* Begin *
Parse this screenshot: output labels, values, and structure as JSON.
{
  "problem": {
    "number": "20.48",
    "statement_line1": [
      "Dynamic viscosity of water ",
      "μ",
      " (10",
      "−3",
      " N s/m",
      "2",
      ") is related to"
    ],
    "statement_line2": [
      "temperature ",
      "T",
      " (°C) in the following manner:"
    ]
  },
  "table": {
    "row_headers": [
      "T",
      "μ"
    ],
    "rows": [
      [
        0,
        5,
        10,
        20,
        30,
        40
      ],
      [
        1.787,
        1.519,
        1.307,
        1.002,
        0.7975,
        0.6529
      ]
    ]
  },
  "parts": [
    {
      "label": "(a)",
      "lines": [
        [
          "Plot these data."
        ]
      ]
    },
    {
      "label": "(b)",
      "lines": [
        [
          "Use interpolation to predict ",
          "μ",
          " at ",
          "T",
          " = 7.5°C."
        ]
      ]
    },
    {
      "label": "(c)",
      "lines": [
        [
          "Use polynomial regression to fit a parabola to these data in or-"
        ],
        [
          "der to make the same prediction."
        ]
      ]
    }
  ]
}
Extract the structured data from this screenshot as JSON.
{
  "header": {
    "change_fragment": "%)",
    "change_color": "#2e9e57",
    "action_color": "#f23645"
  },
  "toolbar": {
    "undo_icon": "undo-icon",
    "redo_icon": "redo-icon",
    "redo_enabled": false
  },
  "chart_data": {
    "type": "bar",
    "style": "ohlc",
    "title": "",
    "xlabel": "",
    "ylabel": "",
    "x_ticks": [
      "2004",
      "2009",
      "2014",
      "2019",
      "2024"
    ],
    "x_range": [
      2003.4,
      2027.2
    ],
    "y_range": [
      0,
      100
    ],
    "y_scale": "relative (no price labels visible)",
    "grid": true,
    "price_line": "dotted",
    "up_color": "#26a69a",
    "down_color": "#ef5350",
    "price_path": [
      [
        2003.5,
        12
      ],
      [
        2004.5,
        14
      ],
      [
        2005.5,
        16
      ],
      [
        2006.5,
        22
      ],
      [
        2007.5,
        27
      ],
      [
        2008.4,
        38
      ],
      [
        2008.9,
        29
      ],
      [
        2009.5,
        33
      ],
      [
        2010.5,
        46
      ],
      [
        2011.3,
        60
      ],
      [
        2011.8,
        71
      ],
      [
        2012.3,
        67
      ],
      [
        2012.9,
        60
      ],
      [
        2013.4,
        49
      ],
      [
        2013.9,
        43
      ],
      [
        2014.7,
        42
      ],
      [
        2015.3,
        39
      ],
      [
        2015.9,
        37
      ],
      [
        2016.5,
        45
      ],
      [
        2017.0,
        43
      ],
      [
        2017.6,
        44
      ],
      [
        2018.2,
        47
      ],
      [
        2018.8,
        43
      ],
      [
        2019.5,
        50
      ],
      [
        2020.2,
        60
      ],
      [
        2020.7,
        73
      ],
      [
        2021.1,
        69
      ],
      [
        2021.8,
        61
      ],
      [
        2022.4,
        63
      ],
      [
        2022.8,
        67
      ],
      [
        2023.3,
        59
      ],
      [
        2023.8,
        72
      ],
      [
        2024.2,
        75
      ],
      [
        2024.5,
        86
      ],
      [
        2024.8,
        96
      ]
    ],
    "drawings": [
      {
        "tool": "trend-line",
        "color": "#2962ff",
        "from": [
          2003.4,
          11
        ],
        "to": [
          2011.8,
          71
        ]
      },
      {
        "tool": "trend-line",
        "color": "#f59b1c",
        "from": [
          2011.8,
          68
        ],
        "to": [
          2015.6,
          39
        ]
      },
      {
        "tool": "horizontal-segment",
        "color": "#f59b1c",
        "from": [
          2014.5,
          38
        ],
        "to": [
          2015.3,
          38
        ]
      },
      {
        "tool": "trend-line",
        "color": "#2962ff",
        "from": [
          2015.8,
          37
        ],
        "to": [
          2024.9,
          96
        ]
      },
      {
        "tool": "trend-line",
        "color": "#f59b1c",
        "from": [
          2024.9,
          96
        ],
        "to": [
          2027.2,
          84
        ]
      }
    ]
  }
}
* End *
**Task directions:** Can you give every line above again, exactly as written?

**Answer below:**
Parse this screenshot: output labels, values, and structure as JSON.
{
  "problem": {
    "number": "20.48",
    "statement_line1": [
      "Dynamic viscosity of water ",
      "μ",
      " (10",
      "−3",
      " N s/m",
      "2",
      ") is related to"
    ],
    "statement_line2": [
      "temperature ",
      "T",
      " (°C) in the following manner:"
    ]
  },
  "table": {
    "row_headers": [
      "T",
      "μ"
    ],
    "rows": [
      [
        0,
        5,
        10,
        20,
        30,
        40
      ],
      [
        1.787,
        1.519,
        1.307,
        1.002,
        0.7975,
        0.6529
      ]
    ]
  },
  "parts": [
    {
      "label": "(a)",
      "lines": [
        [
          "Plot these data."
        ]
      ]
    },
    {
      "label": "(b)",
      "lines": [
        [
          "Use interpolation to predict ",
          "μ",
          " at ",
          "T",
          " = 7.5°C."
        ]
      ]
    },
    {
      "label": "(c)",
      "lines": [
        [
          "Use polynomial regression to fit a parabola to these data in or-"
        ],
        [
          "der to make the same prediction."
        ]
      ]
    }
  ]
}
Extract the structured data from this screenshot as JSON.
{
  "header": {
    "change_fragment": "%)",
    "change_color": "#2e9e57",
    "action_color": "#f23645"
  },
  "toolbar": {
    "undo_icon": "undo-icon",
    "redo_icon": "redo-icon",
    "redo_enabled": false
  },
  "chart_data": {
    "type": "bar",
    "style": "ohlc",
    "title": "",
    "xlabel": "",
    "ylabel": "",
    "x_ticks": [
      "2004",
      "2009",
      "2014",
      "2019",
      "2024"
    ],
    "x_range": [
      2003.4,
      2027.2
    ],
    "y_range": [
      0,
      100
    ],
    "y_scale": "relative (no price labels visible)",
    "grid": true,
    "price_line": "dotted",
    "up_color": "#26a69a",
    "down_color": "#ef5350",
    "price_path": [
      [
        2003.5,
        12
      ],
      [
        2004.5,
        14
      ],
      [
        2005.5,
        16
      ],
      [
        2006.5,
        22
      ],
      [
        2007.5,
        27
      ],
      [
        2008.4,
        38
      ],
      [
        2008.9,
        29
      ],
      [
        2009.5,
        33
      ],
      [
        2010.5,
        46
      ],
      [
        2011.3,
        60
      ],
      [
        2011.8,
        71
      ],
      [
        2012.3,
        67
      ],
      [
        2012.9,
        60
      ],
      [
        2013.4,
        49
      ],
      [
        2013.9,
        43
      ],
      [
        2014.7,
        42
      ],
      [
        2015.3,
        39
      ],
      [
        2015.9,
        37
      ],
      [
        2016.5,
        45
      ],
      [
        2017.0,
        43
      ],
      [
        2017.6,
        44
      ],
      [
        2018.2,
        47
      ],
      [
        2018.8,
        43
      ],
      [
        2019.5,
        50
      ],
      [
        2020.2,
        60
      ],
      [
        2020.7,
        73
      ],
      [
        2021.1,
        69
      ],
      [
        2021.8,
        61
      ],
      [
        2022.4,
        63
      ],
      [
        2022.8,
        67
      ],
      [
        2023.3,
        59
      ],
      [
        2023.8,
        72
      ],
      [
        2024.2,
        75
      ],
      [
        2024.5,
        86
      ],
      [
        2024.8,
        96
      ]
    ],
    "drawings": [
      {
        "tool": "trend-line",
        "color": "#2962ff",
        "from": [
          2003.4,
          11
        ],
        "to": [
          2011.8,
          71
        ]
      },
      {
        "tool": "trend-line",
        "color": "#f59b1c",
        "from": [
          2011.8,
          68
        ],
        "to": [
          2015.6,
          39
        ]
      },
      {
        "tool": "horizontal-segment",
        "color": "#f59b1c",
        "from": [
          2014.5,
          38
        ],
        "to": [
          2015.3,
          38
        ]
      },
      {
        "tool": "trend-line",
        "color": "#2962ff",
        "from": [
          2015.8,
          37
        ],
        "to": [
          2024.9,
          96
        ]
      },
      {
        "tool": "trend-line",
        "color": "#f59b1c",
        "from": [
          2024.9,
          96
        ],
        "to": [
          2027.2,
          84
        ]
      }
    ]
  }
}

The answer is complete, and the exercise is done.